──────── Data for analysis

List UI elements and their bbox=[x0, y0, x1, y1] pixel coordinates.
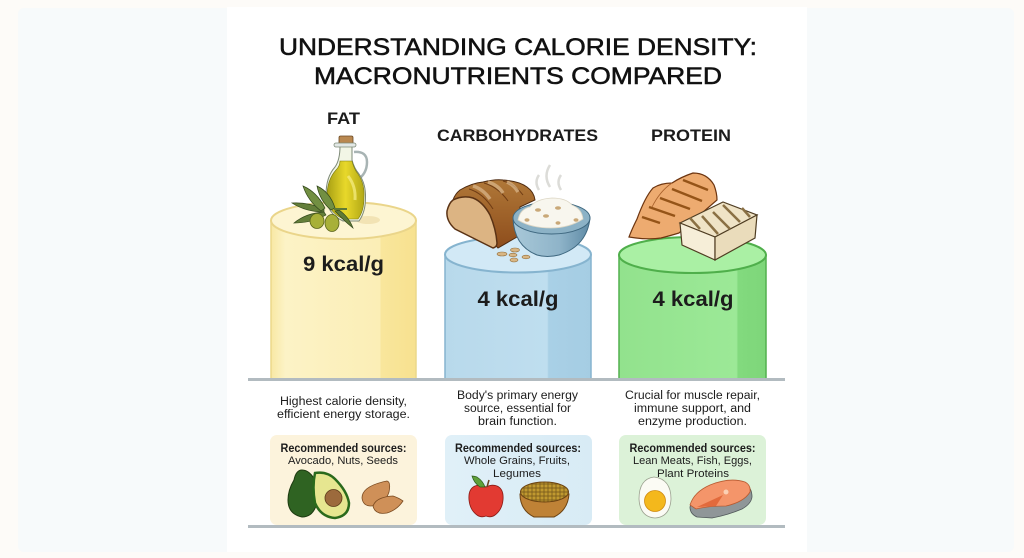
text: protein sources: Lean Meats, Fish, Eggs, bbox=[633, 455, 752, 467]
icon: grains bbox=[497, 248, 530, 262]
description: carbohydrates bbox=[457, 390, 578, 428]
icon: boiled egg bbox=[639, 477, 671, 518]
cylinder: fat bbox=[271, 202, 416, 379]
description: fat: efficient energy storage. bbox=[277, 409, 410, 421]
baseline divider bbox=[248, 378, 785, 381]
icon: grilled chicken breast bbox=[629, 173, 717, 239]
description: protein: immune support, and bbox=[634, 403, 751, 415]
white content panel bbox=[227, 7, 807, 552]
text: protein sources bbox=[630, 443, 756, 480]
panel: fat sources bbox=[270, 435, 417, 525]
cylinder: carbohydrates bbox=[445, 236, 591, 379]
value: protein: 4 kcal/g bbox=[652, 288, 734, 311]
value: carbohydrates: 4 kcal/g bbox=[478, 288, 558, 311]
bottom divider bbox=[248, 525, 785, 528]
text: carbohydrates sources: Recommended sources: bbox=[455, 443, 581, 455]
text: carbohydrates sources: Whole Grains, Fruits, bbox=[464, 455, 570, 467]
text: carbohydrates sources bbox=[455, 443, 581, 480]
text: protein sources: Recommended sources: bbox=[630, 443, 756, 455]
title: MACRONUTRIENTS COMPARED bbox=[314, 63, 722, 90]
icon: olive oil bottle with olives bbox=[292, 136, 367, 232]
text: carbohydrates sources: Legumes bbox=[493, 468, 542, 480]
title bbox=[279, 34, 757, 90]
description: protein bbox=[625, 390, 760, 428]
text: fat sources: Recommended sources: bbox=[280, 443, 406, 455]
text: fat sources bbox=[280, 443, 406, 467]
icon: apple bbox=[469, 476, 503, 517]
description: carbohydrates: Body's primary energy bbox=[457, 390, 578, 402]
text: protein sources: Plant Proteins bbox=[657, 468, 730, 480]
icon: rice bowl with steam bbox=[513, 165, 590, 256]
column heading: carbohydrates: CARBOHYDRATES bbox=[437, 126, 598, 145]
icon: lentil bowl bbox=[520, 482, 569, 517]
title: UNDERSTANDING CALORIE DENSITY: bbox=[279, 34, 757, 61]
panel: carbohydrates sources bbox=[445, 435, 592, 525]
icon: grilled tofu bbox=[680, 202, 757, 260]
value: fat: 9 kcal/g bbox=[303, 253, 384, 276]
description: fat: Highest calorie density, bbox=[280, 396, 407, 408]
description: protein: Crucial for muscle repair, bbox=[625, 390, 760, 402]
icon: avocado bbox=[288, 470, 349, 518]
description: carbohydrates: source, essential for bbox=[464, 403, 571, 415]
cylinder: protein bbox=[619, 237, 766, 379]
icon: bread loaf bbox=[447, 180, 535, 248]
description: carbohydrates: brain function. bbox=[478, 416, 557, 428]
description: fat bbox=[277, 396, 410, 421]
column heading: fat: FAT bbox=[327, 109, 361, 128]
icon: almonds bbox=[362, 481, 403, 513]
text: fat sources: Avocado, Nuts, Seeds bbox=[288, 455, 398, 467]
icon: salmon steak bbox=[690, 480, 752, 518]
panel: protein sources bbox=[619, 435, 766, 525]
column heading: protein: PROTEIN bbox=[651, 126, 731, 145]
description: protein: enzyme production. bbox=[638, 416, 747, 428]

────────────────

### Exercise brief
If a line in the entries above contains the word "divider", copy it.

### The answer
baseline divider bbox=[248, 378, 785, 381]
bottom divider bbox=[248, 525, 785, 528]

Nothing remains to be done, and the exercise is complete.